# START OF Supplied data

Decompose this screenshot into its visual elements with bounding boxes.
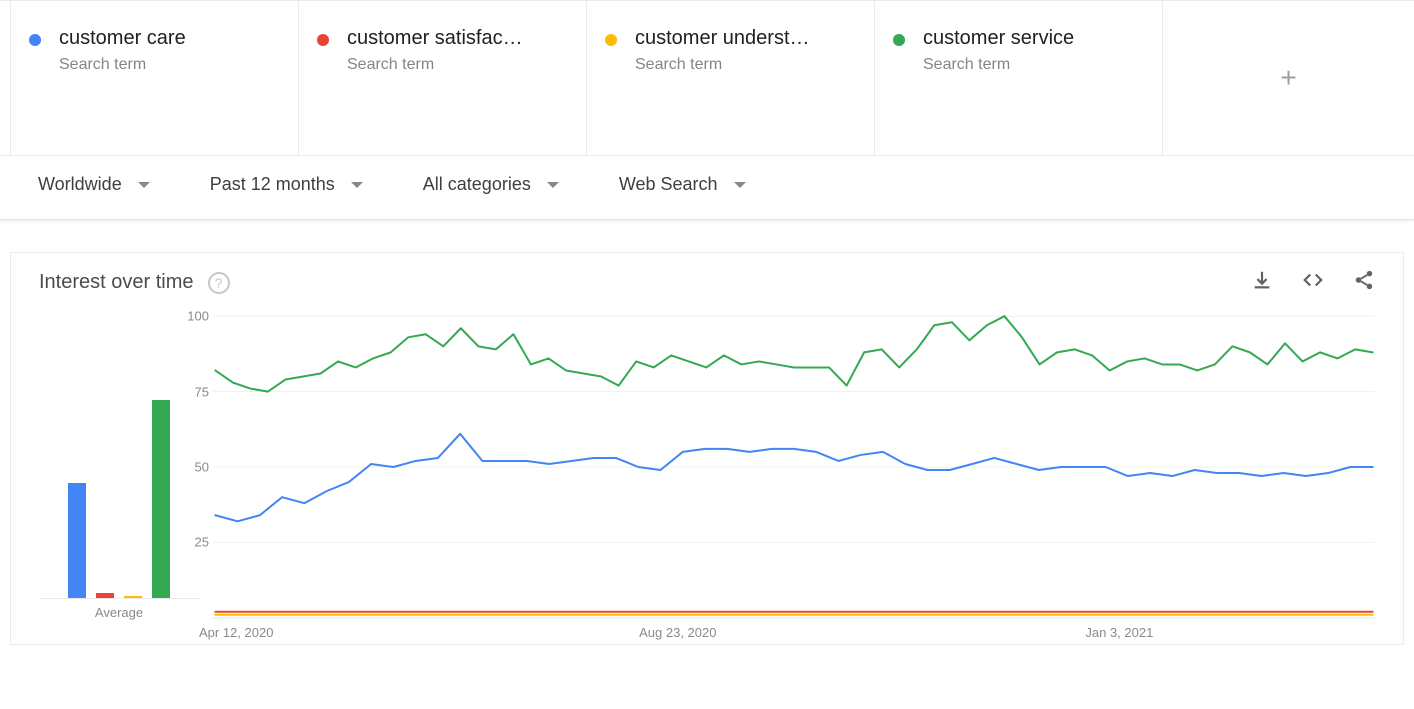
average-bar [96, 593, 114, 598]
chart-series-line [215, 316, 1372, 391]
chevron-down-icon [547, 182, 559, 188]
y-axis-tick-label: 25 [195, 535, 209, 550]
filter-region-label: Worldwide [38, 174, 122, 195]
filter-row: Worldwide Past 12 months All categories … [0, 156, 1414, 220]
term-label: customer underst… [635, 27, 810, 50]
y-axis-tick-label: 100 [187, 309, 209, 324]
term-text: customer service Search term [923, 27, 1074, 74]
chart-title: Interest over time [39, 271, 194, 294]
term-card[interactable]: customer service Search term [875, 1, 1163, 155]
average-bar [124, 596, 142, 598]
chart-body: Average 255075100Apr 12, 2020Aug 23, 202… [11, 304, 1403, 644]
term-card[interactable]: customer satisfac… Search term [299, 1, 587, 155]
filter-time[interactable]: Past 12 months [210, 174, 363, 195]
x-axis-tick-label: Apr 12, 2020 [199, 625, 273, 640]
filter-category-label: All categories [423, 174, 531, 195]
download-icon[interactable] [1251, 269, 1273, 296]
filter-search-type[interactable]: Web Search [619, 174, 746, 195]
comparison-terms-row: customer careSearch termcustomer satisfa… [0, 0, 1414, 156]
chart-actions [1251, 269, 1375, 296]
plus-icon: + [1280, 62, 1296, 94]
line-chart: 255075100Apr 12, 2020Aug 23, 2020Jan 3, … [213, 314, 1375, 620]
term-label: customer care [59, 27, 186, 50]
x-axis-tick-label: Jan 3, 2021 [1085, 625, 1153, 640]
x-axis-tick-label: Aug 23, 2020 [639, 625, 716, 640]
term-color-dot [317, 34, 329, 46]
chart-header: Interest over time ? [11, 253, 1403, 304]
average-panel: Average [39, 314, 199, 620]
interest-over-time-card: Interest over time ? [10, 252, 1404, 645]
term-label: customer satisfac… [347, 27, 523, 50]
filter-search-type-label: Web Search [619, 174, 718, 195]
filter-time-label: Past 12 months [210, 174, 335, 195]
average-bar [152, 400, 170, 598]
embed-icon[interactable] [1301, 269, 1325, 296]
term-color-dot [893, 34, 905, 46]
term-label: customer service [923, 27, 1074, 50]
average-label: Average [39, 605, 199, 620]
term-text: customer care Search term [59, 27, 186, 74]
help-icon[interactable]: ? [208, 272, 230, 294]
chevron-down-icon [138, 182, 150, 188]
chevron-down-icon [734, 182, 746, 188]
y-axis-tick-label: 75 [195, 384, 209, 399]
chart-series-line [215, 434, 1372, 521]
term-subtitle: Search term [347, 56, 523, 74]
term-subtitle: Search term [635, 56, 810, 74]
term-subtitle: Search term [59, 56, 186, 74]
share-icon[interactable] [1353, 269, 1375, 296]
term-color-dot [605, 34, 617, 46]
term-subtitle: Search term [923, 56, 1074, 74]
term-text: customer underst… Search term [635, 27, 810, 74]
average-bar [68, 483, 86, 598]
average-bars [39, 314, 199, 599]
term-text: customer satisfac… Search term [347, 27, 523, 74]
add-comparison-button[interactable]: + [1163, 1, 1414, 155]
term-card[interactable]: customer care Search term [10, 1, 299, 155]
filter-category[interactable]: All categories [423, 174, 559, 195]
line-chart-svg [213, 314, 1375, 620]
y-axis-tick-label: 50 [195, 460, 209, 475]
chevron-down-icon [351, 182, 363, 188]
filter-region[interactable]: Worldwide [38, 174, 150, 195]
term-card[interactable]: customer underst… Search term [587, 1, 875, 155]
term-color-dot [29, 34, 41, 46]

# END OF Supplied data

Please copy all of the records above line for line, leaving out the pictures.

Decompose this screenshot into its visual elements with bounding boxes.
average-bar [96, 593, 114, 598]
chart-series-line [215, 316, 1372, 391]
chevron-down-icon [547, 182, 559, 188]
y-axis-tick-label: 25 [195, 535, 209, 550]
filter-region-label: Worldwide [38, 174, 122, 195]
filter-row: Worldwide Past 12 months All categories … [0, 156, 1414, 220]
term-label: customer underst… [635, 27, 810, 50]
y-axis-tick-label: 100 [187, 309, 209, 324]
term-text: customer service Search term [923, 27, 1074, 74]
chart-title: Interest over time [39, 271, 194, 294]
term-card[interactable]: customer service Search term [875, 1, 1163, 155]
average-bar [124, 596, 142, 598]
chart-body: Average 255075100Apr 12, 2020Aug 23, 202… [11, 304, 1403, 644]
term-card[interactable]: customer satisfac… Search term [299, 1, 587, 155]
filter-time[interactable]: Past 12 months [210, 174, 363, 195]
x-axis-tick-label: Apr 12, 2020 [199, 625, 273, 640]
filter-category-label: All categories [423, 174, 531, 195]
download-icon[interactable] [1251, 269, 1273, 296]
filter-search-type[interactable]: Web Search [619, 174, 746, 195]
comparison-terms-row: customer careSearch termcustomer satisfa… [0, 0, 1414, 156]
chart-actions [1251, 269, 1375, 296]
plus-icon: + [1280, 62, 1296, 94]
line-chart: 255075100Apr 12, 2020Aug 23, 2020Jan 3, … [213, 314, 1375, 620]
term-label: customer care [59, 27, 186, 50]
x-axis-tick-label: Jan 3, 2021 [1085, 625, 1153, 640]
x-axis-tick-label: Aug 23, 2020 [639, 625, 716, 640]
term-color-dot [317, 34, 329, 46]
chart-header: Interest over time ? [11, 253, 1403, 304]
average-panel: Average [39, 314, 199, 620]
interest-over-time-card: Interest over time ? [10, 252, 1404, 645]
term-label: customer satisfac… [347, 27, 523, 50]
filter-search-type-label: Web Search [619, 174, 718, 195]
filter-time-label: Past 12 months [210, 174, 335, 195]
average-bar [152, 400, 170, 598]
embed-icon[interactable] [1301, 269, 1325, 296]
term-color-dot [893, 34, 905, 46]
term-label: customer service [923, 27, 1074, 50]
average-label: Average [39, 605, 199, 620]
term-text: customer care Search term [59, 27, 186, 74]
help-icon[interactable]: ? [208, 272, 230, 294]
chevron-down-icon [138, 182, 150, 188]
chevron-down-icon [734, 182, 746, 188]
y-axis-tick-label: 75 [195, 384, 209, 399]
chart-series-line [215, 434, 1372, 521]
term-subtitle: Search term [347, 56, 523, 74]
term-subtitle: Search term [635, 56, 810, 74]
term-subtitle: Search term [59, 56, 186, 74]
share-icon[interactable] [1353, 269, 1375, 296]
term-color-dot [605, 34, 617, 46]
term-subtitle: Search term [923, 56, 1074, 74]
term-text: customer underst… Search term [635, 27, 810, 74]
average-bar [68, 483, 86, 598]
average-bars [39, 314, 199, 599]
term-text: customer satisfac… Search term [347, 27, 523, 74]
add-comparison-button[interactable]: + [1163, 1, 1414, 155]
term-card[interactable]: customer care Search term [10, 1, 299, 155]
filter-category[interactable]: All categories [423, 174, 559, 195]
line-chart-svg [213, 314, 1375, 620]
y-axis-tick-label: 50 [195, 460, 209, 475]
chevron-down-icon [351, 182, 363, 188]
filter-region[interactable]: Worldwide [38, 174, 150, 195]
term-card[interactable]: customer underst… Search term [587, 1, 875, 155]
term-color-dot [29, 34, 41, 46]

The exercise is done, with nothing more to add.